··· RECORDS FOR THIS TASK ···

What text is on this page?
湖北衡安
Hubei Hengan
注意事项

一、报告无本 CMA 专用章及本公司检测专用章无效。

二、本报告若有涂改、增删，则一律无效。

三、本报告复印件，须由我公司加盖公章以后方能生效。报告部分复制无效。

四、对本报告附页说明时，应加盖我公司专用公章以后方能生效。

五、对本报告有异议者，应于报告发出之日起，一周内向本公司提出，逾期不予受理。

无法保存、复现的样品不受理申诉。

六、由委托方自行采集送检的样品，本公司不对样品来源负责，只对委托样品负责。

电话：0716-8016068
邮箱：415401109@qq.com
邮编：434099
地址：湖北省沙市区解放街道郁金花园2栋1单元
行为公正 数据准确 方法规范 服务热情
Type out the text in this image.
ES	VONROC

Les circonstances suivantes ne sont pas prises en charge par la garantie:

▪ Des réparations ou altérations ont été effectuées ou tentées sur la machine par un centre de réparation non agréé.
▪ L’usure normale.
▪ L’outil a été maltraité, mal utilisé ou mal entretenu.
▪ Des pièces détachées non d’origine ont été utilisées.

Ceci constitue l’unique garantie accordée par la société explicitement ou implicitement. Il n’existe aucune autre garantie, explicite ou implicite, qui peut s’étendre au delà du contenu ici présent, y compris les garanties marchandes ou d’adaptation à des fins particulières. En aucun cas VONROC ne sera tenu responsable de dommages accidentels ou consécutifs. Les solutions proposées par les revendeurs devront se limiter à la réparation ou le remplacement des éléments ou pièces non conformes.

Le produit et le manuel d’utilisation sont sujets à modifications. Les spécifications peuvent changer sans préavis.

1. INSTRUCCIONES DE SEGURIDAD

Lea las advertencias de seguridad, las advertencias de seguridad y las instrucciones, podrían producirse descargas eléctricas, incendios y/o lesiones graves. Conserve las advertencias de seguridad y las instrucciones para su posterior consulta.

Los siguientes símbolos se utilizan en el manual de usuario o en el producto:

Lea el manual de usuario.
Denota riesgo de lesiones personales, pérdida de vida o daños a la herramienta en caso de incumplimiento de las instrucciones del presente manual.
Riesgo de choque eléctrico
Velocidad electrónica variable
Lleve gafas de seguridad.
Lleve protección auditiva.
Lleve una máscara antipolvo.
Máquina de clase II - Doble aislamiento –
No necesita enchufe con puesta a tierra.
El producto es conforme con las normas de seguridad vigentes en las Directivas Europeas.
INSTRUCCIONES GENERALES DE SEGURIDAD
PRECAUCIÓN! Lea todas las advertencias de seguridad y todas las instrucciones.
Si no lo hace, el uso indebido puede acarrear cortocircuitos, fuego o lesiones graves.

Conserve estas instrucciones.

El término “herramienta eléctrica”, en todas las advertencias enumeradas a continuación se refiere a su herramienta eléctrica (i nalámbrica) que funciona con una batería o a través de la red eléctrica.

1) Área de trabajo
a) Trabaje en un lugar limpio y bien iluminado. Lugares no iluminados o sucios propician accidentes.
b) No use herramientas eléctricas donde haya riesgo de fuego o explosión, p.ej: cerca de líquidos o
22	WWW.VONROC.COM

···

**YOUR TASK:** Every entry in the listing must be retyped exactly.

**RESULT OF THE EXERCISE:**
What text is on this page?
湖北衡安
Hubei Hengan
注意事项

一、报告无本 CMA 专用章及本公司检测专用章无效。

二、本报告若有涂改、增删，则一律无效。

三、本报告复印件，须由我公司加盖公章以后方能生效。报告部分复制无效。

四、对本报告附页说明时，应加盖我公司专用公章以后方能生效。

五、对本报告有异议者，应于报告发出之日起，一周内向本公司提出，逾期不予受理。

无法保存、复现的样品不受理申诉。

六、由委托方自行采集送检的样品，本公司不对样品来源负责，只对委托样品负责。

电话：0716-8016068
邮箱：415401109@qq.com
邮编：434099
地址：湖北省沙市区解放街道郁金花园2栋1单元
行为公正 数据准确 方法规范 服务热情
Type out the text in this image.
ES	VONROC

Les circonstances suivantes ne sont pas prises en charge par la garantie:

▪ Des réparations ou altérations ont été effectuées ou tentées sur la machine par un centre de réparation non agréé.
▪ L’usure normale.
▪ L’outil a été maltraité, mal utilisé ou mal entretenu.
▪ Des pièces détachées non d’origine ont été utilisées.

Ceci constitue l’unique garantie accordée par la société explicitement ou implicitement. Il n’existe aucune autre garantie, explicite ou implicite, qui peut s’étendre au delà du contenu ici présent, y compris les garanties marchandes ou d’adaptation à des fins particulières. En aucun cas VONROC ne sera tenu responsable de dommages accidentels ou consécutifs. Les solutions proposées par les revendeurs devront se limiter à la réparation ou le remplacement des éléments ou pièces non conformes.

Le produit et le manuel d’utilisation sont sujets à modifications. Les spécifications peuvent changer sans préavis.

1. INSTRUCCIONES DE SEGURIDAD

Lea las advertencias de seguridad, las advertencias de seguridad y las instrucciones, podrían producirse descargas eléctricas, incendios y/o lesiones graves. Conserve las advertencias de seguridad y las instrucciones para su posterior consulta.

Los siguientes símbolos se utilizan en el manual de usuario o en el producto:

Lea el manual de usuario.
Denota riesgo de lesiones personales, pérdida de vida o daños a la herramienta en caso de incumplimiento de las instrucciones del presente manual.
Riesgo de choque eléctrico
Velocidad electrónica variable
Lleve gafas de seguridad.
Lleve protección auditiva.
Lleve una máscara antipolvo.
Máquina de clase II - Doble aislamiento –
No necesita enchufe con puesta a tierra.
El producto es conforme con las normas de seguridad vigentes en las Directivas Europeas.
INSTRUCCIONES GENERALES DE SEGURIDAD
PRECAUCIÓN! Lea todas las advertencias de seguridad y todas las instrucciones.
Si no lo hace, el uso indebido puede acarrear cortocircuitos, fuego o lesiones graves.

Conserve estas instrucciones.

El término “herramienta eléctrica”, en todas las advertencias enumeradas a continuación se refiere a su herramienta eléctrica (i nalámbrica) que funciona con una batería o a través de la red eléctrica.

1) Área de trabajo
a) Trabaje en un lugar limpio y bien iluminado. Lugares no iluminados o sucios propician accidentes.
b) No use herramientas eléctricas donde haya riesgo de fuego o explosión, p.ej: cerca de líquidos o
22	WWW.VONROC.COM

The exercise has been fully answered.